──────── AVAILABLE RECORDS ────────

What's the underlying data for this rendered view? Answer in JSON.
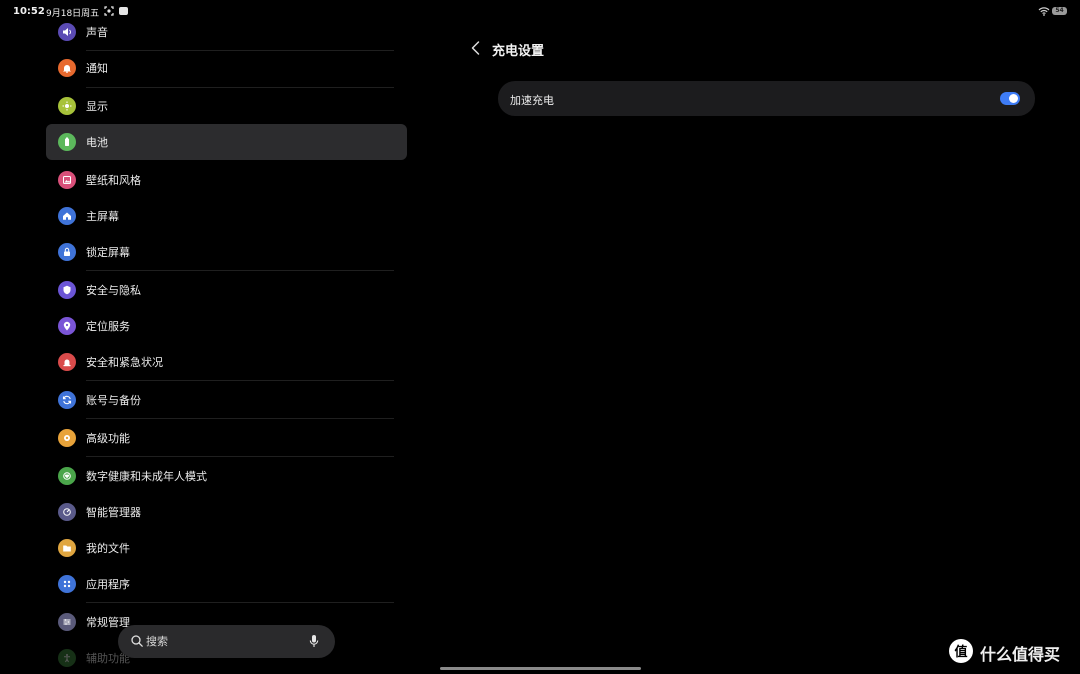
{
  "status_bar": {
    "time": "10:52",
    "date": "9月18日周五",
    "battery_label": "54"
  },
  "sidebar": {
    "items": [
      {
        "label": "声音",
        "icon": "speaker-icon",
        "color": "#5b4bb4"
      },
      {
        "label": "通知",
        "icon": "bell-icon",
        "color": "#e7692e"
      },
      {
        "label": "显示",
        "icon": "sun-icon",
        "color": "#a7c23a"
      },
      {
        "label": "电池",
        "icon": "battery-icon",
        "color": "#5cb85c"
      },
      {
        "label": "壁纸和风格",
        "icon": "picture-icon",
        "color": "#d9507a"
      },
      {
        "label": "主屏幕",
        "icon": "home-icon",
        "color": "#3f73d8"
      },
      {
        "label": "锁定屏幕",
        "icon": "lock-icon",
        "color": "#3f73d8"
      },
      {
        "label": "安全与隐私",
        "icon": "shield-icon",
        "color": "#6b55d6"
      },
      {
        "label": "定位服务",
        "icon": "location-icon",
        "color": "#7a55d6"
      },
      {
        "label": "安全和紧急状况",
        "icon": "alert-icon",
        "color": "#d94b4b"
      },
      {
        "label": "账号与备份",
        "icon": "sync-icon",
        "color": "#3f73d8"
      },
      {
        "label": "高级功能",
        "icon": "gear-star-icon",
        "color": "#e8a33a"
      },
      {
        "label": "数字健康和未成年人模式",
        "icon": "heart-icon",
        "color": "#4aa54a"
      },
      {
        "label": "智能管理器",
        "icon": "gauge-icon",
        "color": "#5a5a8a"
      },
      {
        "label": "我的文件",
        "icon": "folder-icon",
        "color": "#e0a640"
      },
      {
        "label": "应用程序",
        "icon": "apps-icon",
        "color": "#3f73d8"
      },
      {
        "label": "常规管理",
        "icon": "sliders-icon",
        "color": "#5a5a7a"
      },
      {
        "label": "辅助功能",
        "icon": "accessibility-icon",
        "color": "#3f8a3f"
      }
    ]
  },
  "search": {
    "placeholder": "搜索"
  },
  "detail": {
    "title": "充电设置",
    "settings": [
      {
        "label": "加速充电",
        "enabled": true
      }
    ]
  },
  "watermark": {
    "logo_text": "值",
    "text": "什么值得买"
  },
  "colors": {
    "accent": "#3e7cf5",
    "card": "#1c1c1e",
    "active_item": "#2c2c2e"
  }
}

────────

> **EXERCISE OBJECTIVE**: Copy out the entries verbatim and leave the images out.

> **WRITTEN ANSWER**:
What's the underlying data for this rendered view? Answer in JSON.
{
  "status_bar": {
    "time": "10:52",
    "date": "9月18日周五",
    "battery_label": "54"
  },
  "sidebar": {
    "items": [
      {
        "label": "声音",
        "icon": "speaker-icon",
        "color": "#5b4bb4"
      },
      {
        "label": "通知",
        "icon": "bell-icon",
        "color": "#e7692e"
      },
      {
        "label": "显示",
        "icon": "sun-icon",
        "color": "#a7c23a"
      },
      {
        "label": "电池",
        "icon": "battery-icon",
        "color": "#5cb85c"
      },
      {
        "label": "壁纸和风格",
        "icon": "picture-icon",
        "color": "#d9507a"
      },
      {
        "label": "主屏幕",
        "icon": "home-icon",
        "color": "#3f73d8"
      },
      {
        "label": "锁定屏幕",
        "icon": "lock-icon",
        "color": "#3f73d8"
      },
      {
        "label": "安全与隐私",
        "icon": "shield-icon",
        "color": "#6b55d6"
      },
      {
        "label": "定位服务",
        "icon": "location-icon",
        "color": "#7a55d6"
      },
      {
        "label": "安全和紧急状况",
        "icon": "alert-icon",
        "color": "#d94b4b"
      },
      {
        "label": "账号与备份",
        "icon": "sync-icon",
        "color": "#3f73d8"
      },
      {
        "label": "高级功能",
        "icon": "gear-star-icon",
        "color": "#e8a33a"
      },
      {
        "label": "数字健康和未成年人模式",
        "icon": "heart-icon",
        "color": "#4aa54a"
      },
      {
        "label": "智能管理器",
        "icon": "gauge-icon",
        "color": "#5a5a8a"
      },
      {
        "label": "我的文件",
        "icon": "folder-icon",
        "color": "#e0a640"
      },
      {
        "label": "应用程序",
        "icon": "apps-icon",
        "color": "#3f73d8"
      },
      {
        "label": "常规管理",
        "icon": "sliders-icon",
        "color": "#5a5a7a"
      },
      {
        "label": "辅助功能",
        "icon": "accessibility-icon",
        "color": "#3f8a3f"
      }
    ]
  },
  "search": {
    "placeholder": "搜索"
  },
  "detail": {
    "title": "充电设置",
    "settings": [
      {
        "label": "加速充电",
        "enabled": true
      }
    ]
  },
  "watermark": {
    "logo_text": "值",
    "text": "什么值得买"
  },
  "colors": {
    "accent": "#3e7cf5",
    "card": "#1c1c1e",
    "active_item": "#2c2c2e"
  }
}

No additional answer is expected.